→ **Exercise details**:
Every line that contains the word "calculator" should be copied out.

→ **Recorded data**:
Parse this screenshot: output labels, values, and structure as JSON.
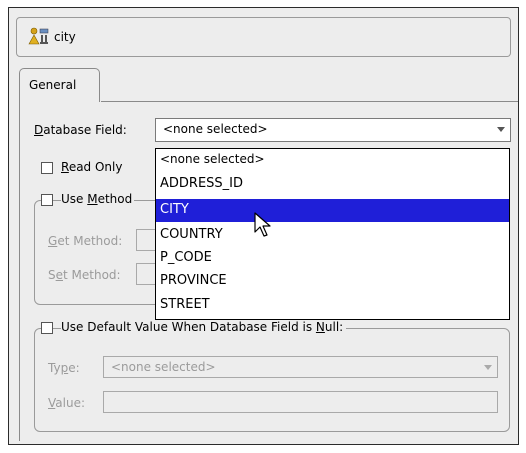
{
  "header": {
    "title": "city",
    "icon": "attribute-mapping-icon"
  },
  "tabs": [
    {
      "label": "General"
    }
  ],
  "form": {
    "database_field_label": "Database Field:",
    "database_field_value": "<none selected>",
    "read_only_label": "Read Only",
    "read_only_checked": false,
    "use_method_label": "Use Method",
    "use_method_checked": false,
    "get_method_label": "Get Method:",
    "set_method_label": "Set Method:",
    "use_default_label": "Use Default Value When Database Field is Null:",
    "use_default_checked": false,
    "type_label": "Type:",
    "type_value": "<none selected>",
    "value_label": "Value:",
    "value_text": ""
  },
  "dropdown": {
    "items": [
      {
        "label": "<none selected>"
      },
      {
        "label": "ADDRESS_ID"
      },
      {
        "label": "CITY"
      },
      {
        "label": "COUNTRY"
      },
      {
        "label": "P_CODE"
      },
      {
        "label": "PROVINCE"
      },
      {
        "label": "STREET"
      }
    ],
    "selected": "CITY"
  },
  "colors": {
    "selection": "#1f1fd8",
    "background": "#ededed"
  }
}
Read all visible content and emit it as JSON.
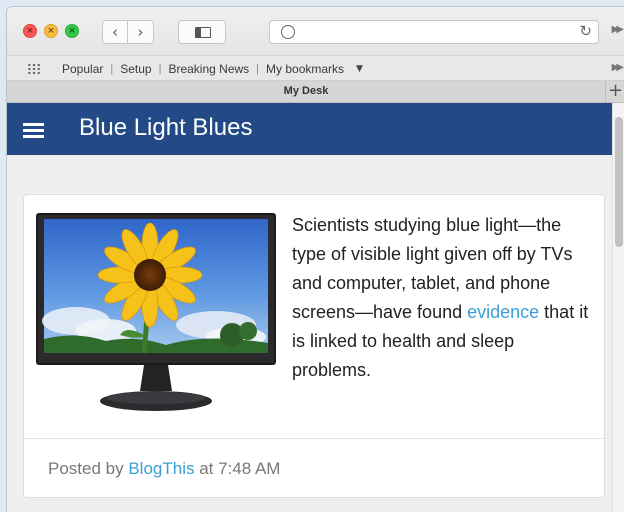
{
  "browser": {
    "url": "",
    "bookmarks": [
      "Popular",
      "Setup",
      "Breaking News",
      "My bookmarks"
    ],
    "tab_title": "My Desk",
    "new_tab_label": "+"
  },
  "blog": {
    "title": "Blue Light Blues",
    "post": {
      "text_before": "Scientists studying blue light—the type of visible light given off by TVs and computer, tablet, and phone screens—have found ",
      "link_text": "evidence",
      "text_after": " that it is linked to health and sleep problems.",
      "footer_prefix": "Posted by ",
      "author": "BlogThis",
      "footer_mid": " at ",
      "time": "7:48 AM"
    }
  },
  "colors": {
    "appbar": "#234a86",
    "link": "#3a9fd6",
    "close": "#fc5753",
    "minimize": "#fdbc40",
    "zoom": "#33c748"
  }
}
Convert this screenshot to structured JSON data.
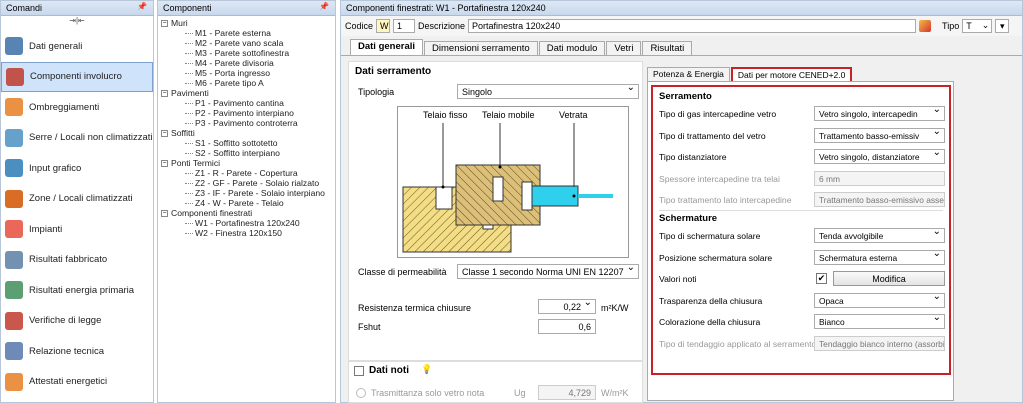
{
  "nav": {
    "title": "Comandi",
    "items": [
      {
        "label": "Dati generali",
        "icon": "document-icon"
      },
      {
        "label": "Componenti involucro",
        "icon": "envelope-components-icon"
      },
      {
        "label": "Ombreggiamenti",
        "icon": "shading-icon"
      },
      {
        "label": "Serre / Locali non climatizzati",
        "icon": "greenhouse-icon"
      },
      {
        "label": "Input grafico",
        "icon": "graphic-input-icon"
      },
      {
        "label": "Zone / Locali climatizzati",
        "icon": "house-icon"
      },
      {
        "label": "Impianti",
        "icon": "flame-icon"
      },
      {
        "label": "Risultati fabbricato",
        "icon": "calculator-icon"
      },
      {
        "label": "Risultati energia primaria",
        "icon": "calculator-green-icon"
      },
      {
        "label": "Verifiche di legge",
        "icon": "seal-icon"
      },
      {
        "label": "Relazione tecnica",
        "icon": "report-icon"
      },
      {
        "label": "Attestati energetici",
        "icon": "energy-label-icon"
      }
    ]
  },
  "tree": {
    "title": "Componenti",
    "groups": [
      {
        "label": "Muri",
        "items": [
          "M1 - Parete esterna",
          "M2 - Parete vano scala",
          "M3 - Parete sottofinestra",
          "M4 - Parete divisoria",
          "M5 - Porta ingresso",
          "M6 - Parete tipo A"
        ]
      },
      {
        "label": "Pavimenti",
        "items": [
          "P1 - Pavimento cantina",
          "P2 - Pavimento interpiano",
          "P3 - Pavimento controterra"
        ]
      },
      {
        "label": "Soffitti",
        "items": [
          "S1 - Soffitto sottotetto",
          "S2 - Soffitto interpiano"
        ]
      },
      {
        "label": "Ponti Termici",
        "items": [
          "Z1 - R - Parete - Copertura",
          "Z2 - GF - Parete - Solaio rialzato",
          "Z3 - IF - Parete - Solaio interpiano",
          "Z4 - W - Parete - Telaio"
        ]
      },
      {
        "label": "Componenti finestrati",
        "items": [
          "W1 - Portafinestra 120x240",
          "W2 - Finestra 120x150"
        ]
      }
    ]
  },
  "main": {
    "title": "Componenti finestrati: W1 - Portafinestra 120x240",
    "codice_label": "Codice",
    "codice_prefix": "W",
    "codice_value": "1",
    "descrizione_label": "Descrizione",
    "descrizione_value": "Portafinestra 120x240",
    "tipo_label": "Tipo",
    "tipo_value": "T",
    "tabs": [
      "Dati generali",
      "Dimensioni serramento",
      "Dati modulo",
      "Vetri",
      "Risultati"
    ],
    "section": "Dati serramento",
    "tipologia_label": "Tipologia",
    "tipologia_value": "Singolo",
    "diagram": {
      "telaio_fisso": "Telaio fisso",
      "telaio_mobile": "Telaio mobile",
      "vetrata": "Vetrata"
    },
    "permeabilita_label": "Classe di permeabilità",
    "permeabilita_value": "Classe 1 secondo Norma UNI EN 12207",
    "resistenza_label": "Resistenza termica chiusure",
    "resistenza_value": "0,22",
    "resistenza_unit": "m²K/W",
    "fshut_label": "Fshut",
    "fshut_value": "0,6",
    "dati_noti_label": "Dati noti",
    "trasmittanza_label": "Trasmittanza solo vetro nota",
    "ug_label": "Ug",
    "ug_value": "4,729",
    "ug_unit": "W/m²K"
  },
  "right": {
    "tabs": [
      "Potenza & Energia",
      "Dati per motore CENED+2.0"
    ],
    "serramento_title": "Serramento",
    "rows1": [
      {
        "label": "Tipo di gas intercapedine vetro",
        "value": "Vetro singolo, intercapedin"
      },
      {
        "label": "Tipo di trattamento del vetro",
        "value": "Trattamento basso-emissiv"
      },
      {
        "label": "Tipo distanziatore",
        "value": "Vetro singolo, distanziatore"
      },
      {
        "label": "Spessore intercapedine tra telai",
        "value": "6 mm"
      },
      {
        "label": "Tipo trattamento lato intercapedine",
        "value": "Trattamento basso-emissivo assent"
      }
    ],
    "schermature_title": "Schermature",
    "rows2": [
      {
        "label": "Tipo di schermatura solare",
        "value": "Tenda avvolgibile"
      },
      {
        "label": "Posizione schermatura solare",
        "value": "Schermatura esterna"
      },
      {
        "label": "Valori noti",
        "value": "Modifica"
      },
      {
        "label": "Trasparenza della chiusura",
        "value": "Opaca"
      },
      {
        "label": "Colorazione della chiusura",
        "value": "Bianco"
      },
      {
        "label": "Tipo di tendaggio applicato al serramento",
        "value": "Tendaggio bianco interno (assorbir"
      }
    ]
  },
  "colors": {
    "accent": "#cc1f26",
    "hatch": "#e8d27a"
  }
}
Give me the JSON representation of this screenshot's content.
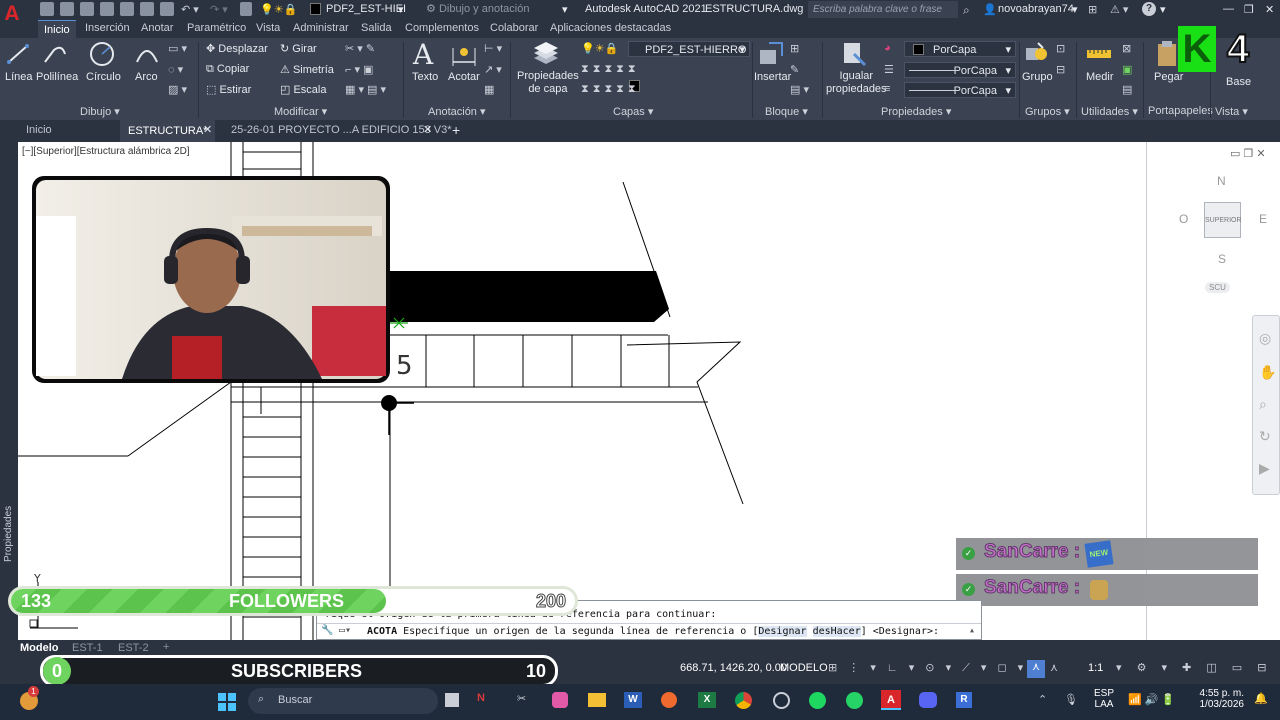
{
  "titlebar": {
    "app_logo": "A",
    "layer_combo": "PDF2_EST-HIEI",
    "workspace": "Dibujo y anotación",
    "app_title": "Autodesk AutoCAD 2021",
    "file_title": "ESTRUCTURA.dwg",
    "search_placeholder": "Escriba palabra clave o frase",
    "user": "novoabrayan74",
    "help": "?"
  },
  "ribbon_tabs": [
    "Inicio",
    "Inserción",
    "Anotar",
    "Paramétrico",
    "Vista",
    "Administrar",
    "Salida",
    "Complementos",
    "Colaborar",
    "Aplicaciones destacadas"
  ],
  "ribbon": {
    "draw": {
      "panel": "Dibujo",
      "linea": "Línea",
      "polilinea": "Polilínea",
      "circulo": "Círculo",
      "arco": "Arco"
    },
    "modify": {
      "panel": "Modificar",
      "desplazar": "Desplazar",
      "girar": "Girar",
      "copiar": "Copiar",
      "simetria": "Simetría",
      "estirar": "Estirar",
      "escala": "Escala"
    },
    "annotation": {
      "panel": "Anotación",
      "texto": "Texto",
      "acotar": "Acotar"
    },
    "layers": {
      "panel": "Capas",
      "props_line1": "Propiedades",
      "props_line2": "de capa",
      "current_layer": "PDF2_EST-HIERRO"
    },
    "block": {
      "panel": "Bloque",
      "insertar": "Insertar"
    },
    "properties": {
      "panel": "Propiedades",
      "igualar_line1": "Igualar",
      "igualar_line2": "propiedades",
      "color": "PorCapa",
      "linetype": "PorCapa",
      "lineweight": "PorCapa"
    },
    "groups": {
      "panel": "Grupos",
      "grupo": "Grupo"
    },
    "utilities": {
      "panel": "Utilidades",
      "medir": "Medir"
    },
    "clipboard": {
      "panel": "Portapapeles",
      "pegar": "Pegar"
    },
    "view": {
      "panel": "Vista",
      "base": "Base"
    }
  },
  "file_tabs": [
    "Inicio",
    "ESTRUCTURA*",
    "25-26-01 PROYECTO ...A EDIFICIO 153 V3*"
  ],
  "viewport": {
    "label": "[−][Superior][Estructura alámbrica 2D]",
    "side_label": "Propiedades",
    "dimension_text": "5",
    "ucs_y": "Y"
  },
  "viewcube": {
    "n": "N",
    "s": "S",
    "e": "E",
    "w": "O",
    "face": "SUPERIOR",
    "ucs": "SCU"
  },
  "command": {
    "history": "rique el origen de la primera línea de referencia para continuar:",
    "prompt_cmd": "ACOTA",
    "prompt_text": "Especifique un origen de la segunda línea de referencia o [",
    "opt1": "Designar",
    "opt2": "desHacer",
    "prompt_end": "] <Designar>:"
  },
  "status": {
    "model_tab": "Modelo",
    "layout1": "EST-1",
    "layout2": "EST-2",
    "coords": "668.71, 1426.20, 0.00",
    "model": "MODELO",
    "scale": "1:1"
  },
  "taskbar": {
    "search": "Buscar",
    "lang1": "ESP",
    "lang2": "LAA",
    "time": "4:55 p. m.",
    "date": "1/03/2026",
    "notif": "1"
  },
  "stream": {
    "followers_current": "133",
    "followers_label": "FOLLOWERS",
    "followers_goal": "200",
    "followers_progress": 0.665,
    "subs_current": "0",
    "subs_label": "SUBSCRIBERS",
    "subs_goal": "10",
    "subs_progress": 0.0,
    "chat_user1": "SanCarre :",
    "chat_user2": "SanCarre :",
    "logo_letter": "K",
    "logo_num": "4"
  },
  "colors": {
    "accent": "#5a8fd6",
    "ribbon": "#3b4353",
    "follower_bar": "#6fd45f",
    "autocad_red": "#d8262a"
  }
}
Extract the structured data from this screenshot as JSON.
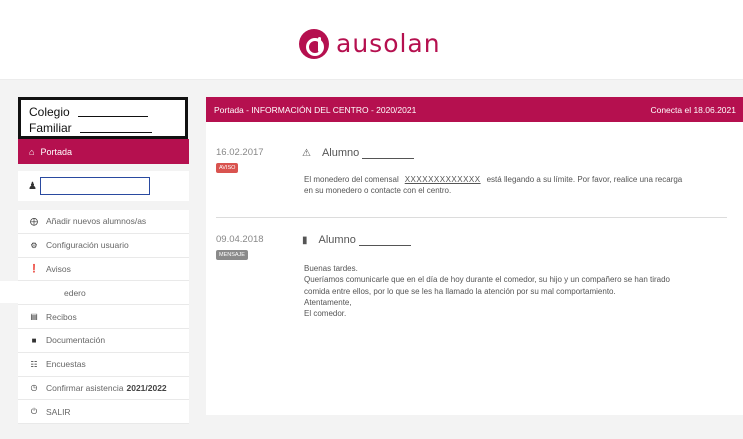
{
  "brand": {
    "name": "ausolan",
    "color": "#b5104f"
  },
  "school": {
    "line1": "Colegio",
    "line2": "Familiar"
  },
  "sidebar": {
    "portada": {
      "icon": "home-icon",
      "label": "Portada"
    },
    "user_input": {
      "value": "",
      "icon": "user-icon"
    },
    "items": [
      {
        "icon": "plus-circle-icon",
        "label": "Añadir nuevos alumnos/as"
      },
      {
        "icon": "gear-icon",
        "label": "Configuración usuario"
      },
      {
        "icon": "alert-circle-icon",
        "label": "Avisos"
      },
      {
        "icon": "",
        "label": "edero"
      },
      {
        "icon": "receipt-icon",
        "label": "Recibos"
      },
      {
        "icon": "document-icon",
        "label": "Documentación"
      },
      {
        "icon": "survey-icon",
        "label": "Encuestas"
      },
      {
        "icon": "clock-check-icon",
        "label": "Confirmar asistencia",
        "bold": "2021/2022"
      },
      {
        "icon": "power-icon",
        "label": "SALIR"
      }
    ]
  },
  "panel": {
    "title": "Portada - INFORMACIÓN DEL CENTRO - 2020/2021",
    "connected": "Conecta el 18.06.2021"
  },
  "entries": [
    {
      "date": "16.02.2017",
      "badge": "AVISO",
      "badge_color": "#d9534f",
      "icon": "warning-icon",
      "student": "Alumno",
      "body_pre": "El monedero del comensal",
      "body_code": "XXXXXXXXXXXXX",
      "body_post": "está llegando a su límite. Por favor, realice una recarga",
      "body_line2": "en su monedero o contacte con el centro."
    },
    {
      "date": "09.04.2018",
      "badge": "MENSAJE",
      "badge_color": "#8a8a8a",
      "icon": "message-icon",
      "student": "Alumno",
      "lines": [
        "Buenas tardes.",
        "Queríamos comunicarle que en el día de hoy durante el comedor, su hijo y un compañero se han tirado",
        "comida entre ellos, por lo que se les ha llamado la atención por su mal comportamiento.",
        "Atentamente,",
        "El comedor."
      ]
    }
  ]
}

→ **Task response**:
        "icon": "calculator-icon"
        "icon": "calculator-green-icon"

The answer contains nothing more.